── Source material
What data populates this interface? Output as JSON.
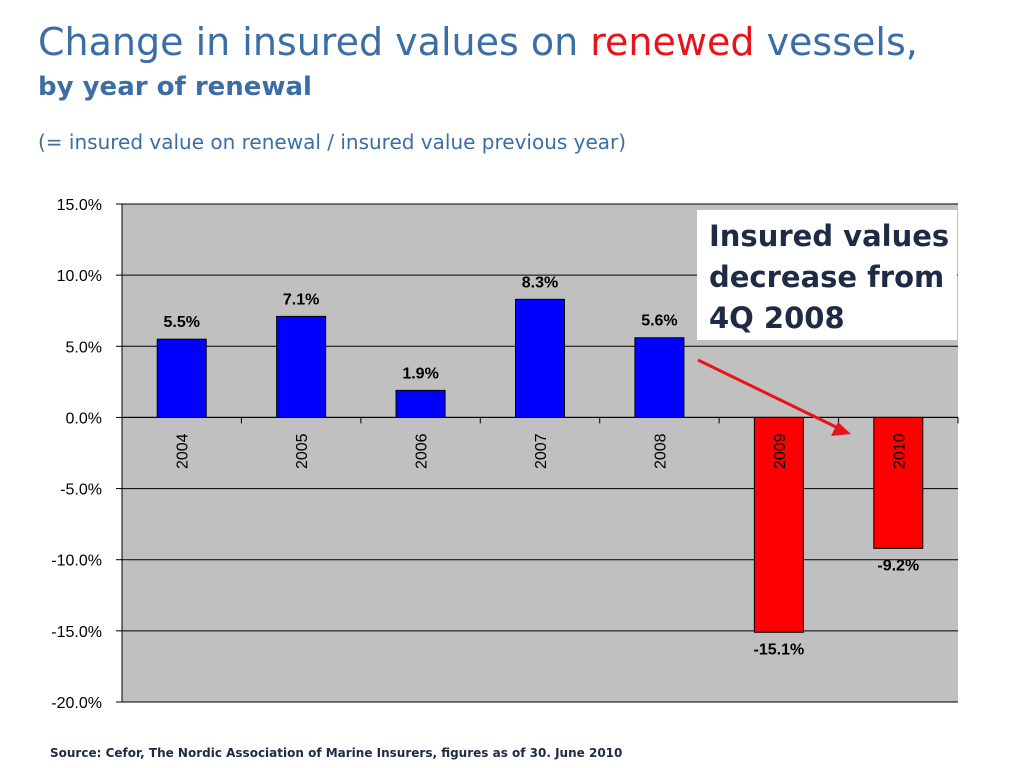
{
  "title": {
    "prefix": "Change in insured values on ",
    "highlight": "renewed",
    "suffix": " vessels",
    "comma": ",",
    "line2": "by year of renewal",
    "formula": "(= insured value on renewal / insured value previous year)"
  },
  "colors": {
    "title": "#3a6ea5",
    "highlight": "#e8141b",
    "positive_bar": "#0000ff",
    "negative_bar": "#ff0000",
    "plot_bg": "#c0c0c0",
    "arrow": "#e8141b"
  },
  "callout": {
    "text": "Insured values\ndecrease from\n4Q 2008"
  },
  "source": "Source: Cefor, The Nordic Association of Marine Insurers, figures as of 30. June 2010",
  "chart_data": {
    "type": "bar",
    "categories": [
      "2004",
      "2005",
      "2006",
      "2007",
      "2008",
      "2009",
      "2010"
    ],
    "values": [
      5.5,
      7.1,
      1.9,
      8.3,
      5.6,
      -15.1,
      -9.2
    ],
    "data_labels": [
      "5.5%",
      "7.1%",
      "1.9%",
      "8.3%",
      "5.6%",
      "-15.1%",
      "-9.2%"
    ],
    "ylim": [
      -20,
      15
    ],
    "yticks": [
      15,
      10,
      5,
      0,
      -5,
      -10,
      -15,
      -20
    ],
    "ytick_labels": [
      "15.0%",
      "10.0%",
      "5.0%",
      "0.0%",
      "-5.0%",
      "-10.0%",
      "-15.0%",
      "-20.0%"
    ],
    "grid": true,
    "xlabel": "",
    "ylabel": "",
    "legend": "none"
  }
}
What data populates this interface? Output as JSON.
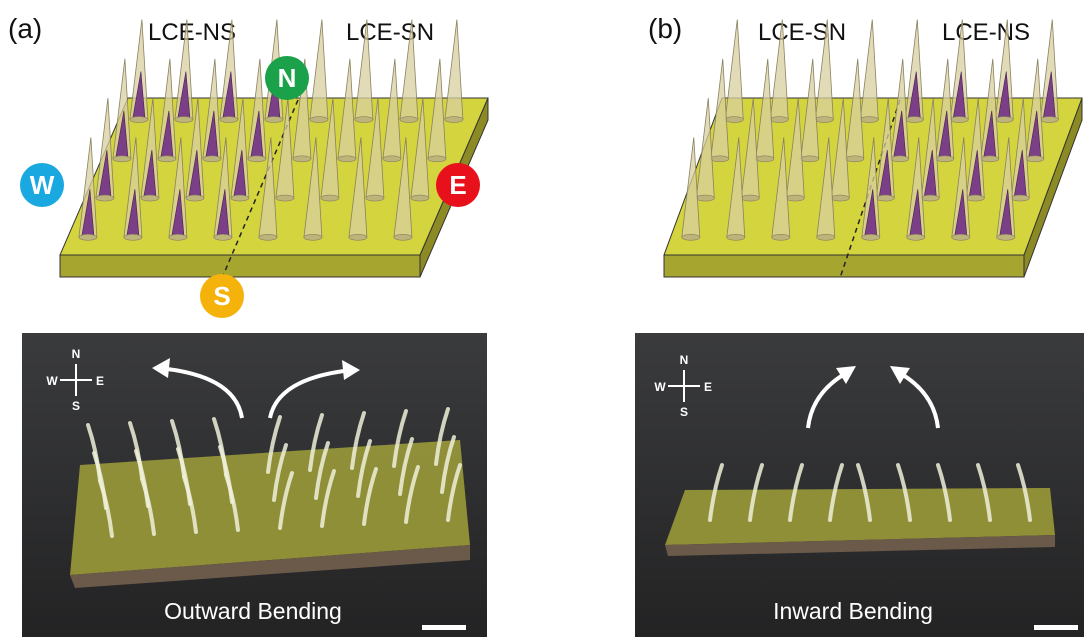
{
  "panels": [
    {
      "label": "(a)",
      "left_title": "LCE-NS",
      "right_title": "LCE-SN",
      "directions": {
        "north": "N",
        "west": "W",
        "east": "E",
        "south": "S"
      },
      "photo": {
        "compass": {
          "north": "N",
          "west": "W",
          "east": "E",
          "south": "S"
        },
        "caption": "Outward Bending"
      }
    },
    {
      "label": "(b)",
      "left_title": "LCE-SN",
      "right_title": "LCE-NS",
      "photo": {
        "compass": {
          "north": "N",
          "west": "W",
          "east": "E",
          "south": "S"
        },
        "caption": "Inward Bending"
      }
    }
  ]
}
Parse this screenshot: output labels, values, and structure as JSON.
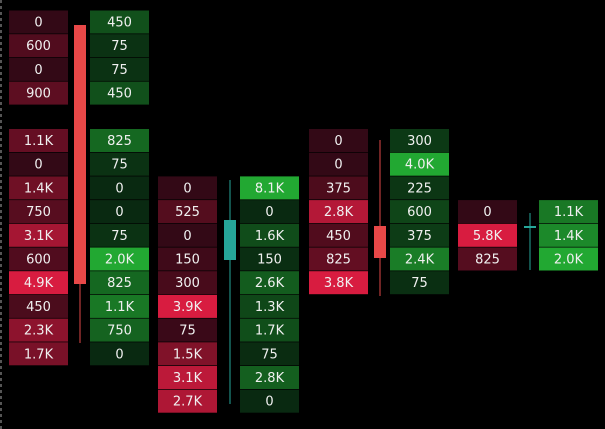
{
  "footprint": {
    "bid_color": "#d81c40",
    "ask_color": "#22a832",
    "bid_dark": "#1c0610",
    "ask_dark": "#06180c",
    "groups": [
      {
        "bid": [
          "0",
          "600",
          "0",
          "900",
          null,
          "1.1K",
          "0",
          "1.4K",
          "750",
          "3.1K",
          "600",
          "4.9K",
          "450",
          "2.3K",
          "1.7K"
        ],
        "ask": [
          "450",
          "75",
          "75",
          "450",
          null,
          "825",
          "75",
          "0",
          "0",
          "75",
          "2.0K",
          "825",
          "1.1K",
          "750",
          "0"
        ]
      },
      {
        "bid": [
          null,
          null,
          null,
          null,
          null,
          null,
          null,
          "0",
          "525",
          "0",
          "150",
          "300",
          "3.9K",
          "75",
          "1.5K",
          "3.1K",
          "2.7K"
        ],
        "ask": [
          null,
          null,
          null,
          null,
          null,
          null,
          null,
          "8.1K",
          "0",
          "1.6K",
          "150",
          "2.6K",
          "1.3K",
          "1.7K",
          "75",
          "2.8K",
          "0"
        ]
      },
      {
        "bid": [
          null,
          null,
          null,
          null,
          null,
          "0",
          "0",
          "375",
          "2.8K",
          "450",
          "825",
          "3.8K"
        ],
        "ask": [
          null,
          null,
          null,
          null,
          null,
          "300",
          "4.0K",
          "225",
          "600",
          "375",
          "2.4K",
          "75"
        ]
      },
      {
        "bid": [
          null,
          null,
          null,
          null,
          null,
          null,
          null,
          null,
          "0",
          "5.8K",
          "825"
        ],
        "ask": [
          null,
          null,
          null,
          null,
          null,
          null,
          null,
          null,
          "1.1K",
          "1.4K",
          "2.0K"
        ]
      }
    ]
  }
}
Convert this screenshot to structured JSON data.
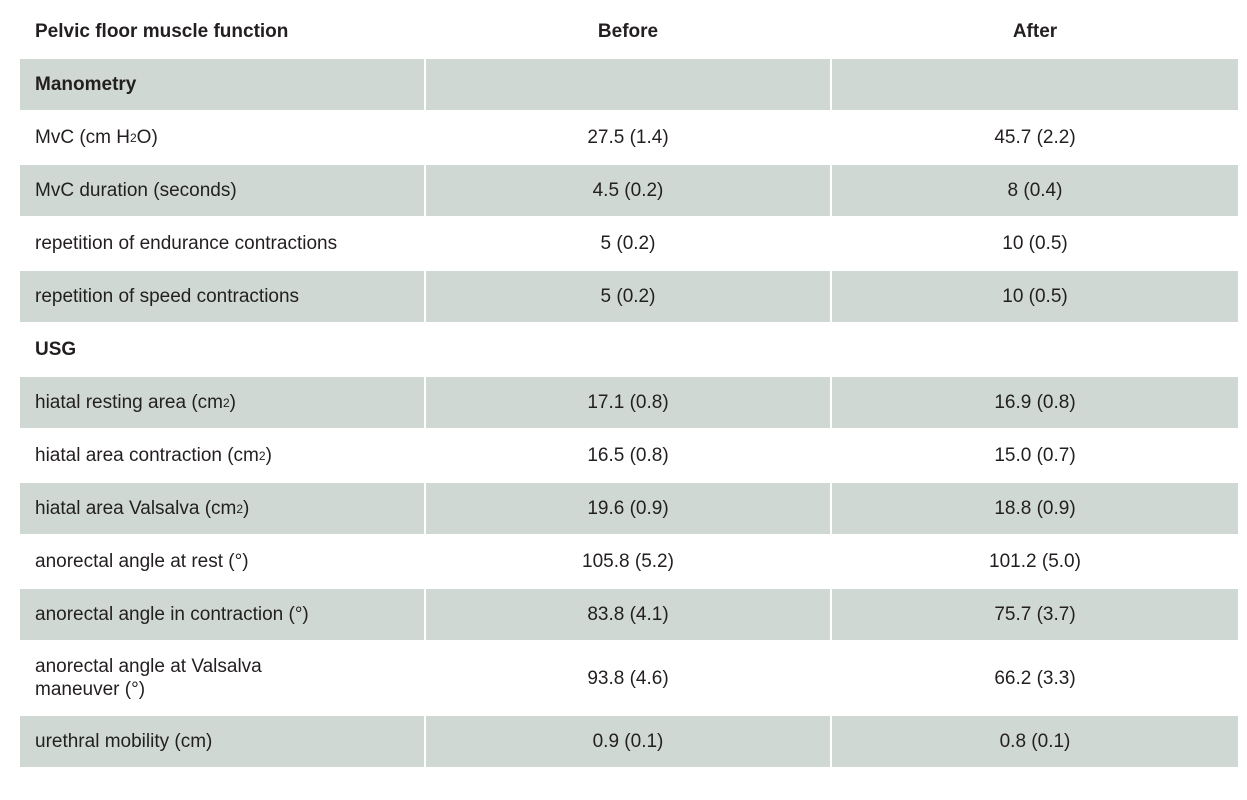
{
  "header": {
    "col1": "Pelvic floor muscle function",
    "col2": "Before",
    "col3": "After"
  },
  "sections": {
    "manometry": "Manometry",
    "usg": "USG"
  },
  "rows": [
    {
      "label_pre": "MvC (cm H",
      "label_sub": "2",
      "label_post": "O)",
      "before": "27.5 (1.4)",
      "after": "45.7 (2.2)"
    },
    {
      "label": "MvC duration (seconds)",
      "before": "4.5 (0.2)",
      "after": "8 (0.4)"
    },
    {
      "label": "repetition of endurance contractions",
      "before": "5 (0.2)",
      "after": "10 (0.5)"
    },
    {
      "label": "repetition of speed contractions",
      "before": "5 (0.2)",
      "after": "10 (0.5)"
    },
    {
      "label_pre": "hiatal resting area (cm",
      "label_sup": "2",
      "label_post": ")",
      "before": "17.1 (0.8)",
      "after": "16.9 (0.8)"
    },
    {
      "label_pre": "hiatal area contraction (cm",
      "label_sup": "2",
      "label_post": ")",
      "before": "16.5 (0.8)",
      "after": "15.0 (0.7)"
    },
    {
      "label_pre": "hiatal area Valsalva (cm",
      "label_sup": "2",
      "label_post": ")",
      "before": "19.6 (0.9)",
      "after": "18.8 (0.9)"
    },
    {
      "label": "anorectal angle at rest (°)",
      "before": "105.8 (5.2)",
      "after": "101.2 (5.0)"
    },
    {
      "label": "anorectal angle in contraction (°)",
      "before": "83.8 (4.1)",
      "after": "75.7 (3.7)"
    },
    {
      "label": "anorectal angle at Valsalva maneuver (°)",
      "before": "93.8 (4.6)",
      "after": "66.2 (3.3)"
    },
    {
      "label": "urethral mobility (cm)",
      "before": "0.9 (0.1)",
      "after": "0.8 (0.1)"
    }
  ],
  "colors": {
    "shade": "#cfd8d3",
    "text": "#231f20"
  }
}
────
Description of the task: Report back each line of the entries that holds the string "year".

Answer for the task:
    "line2": "by year of renewal",
    "formula": "(= insured value on renewal / insured value previous year)"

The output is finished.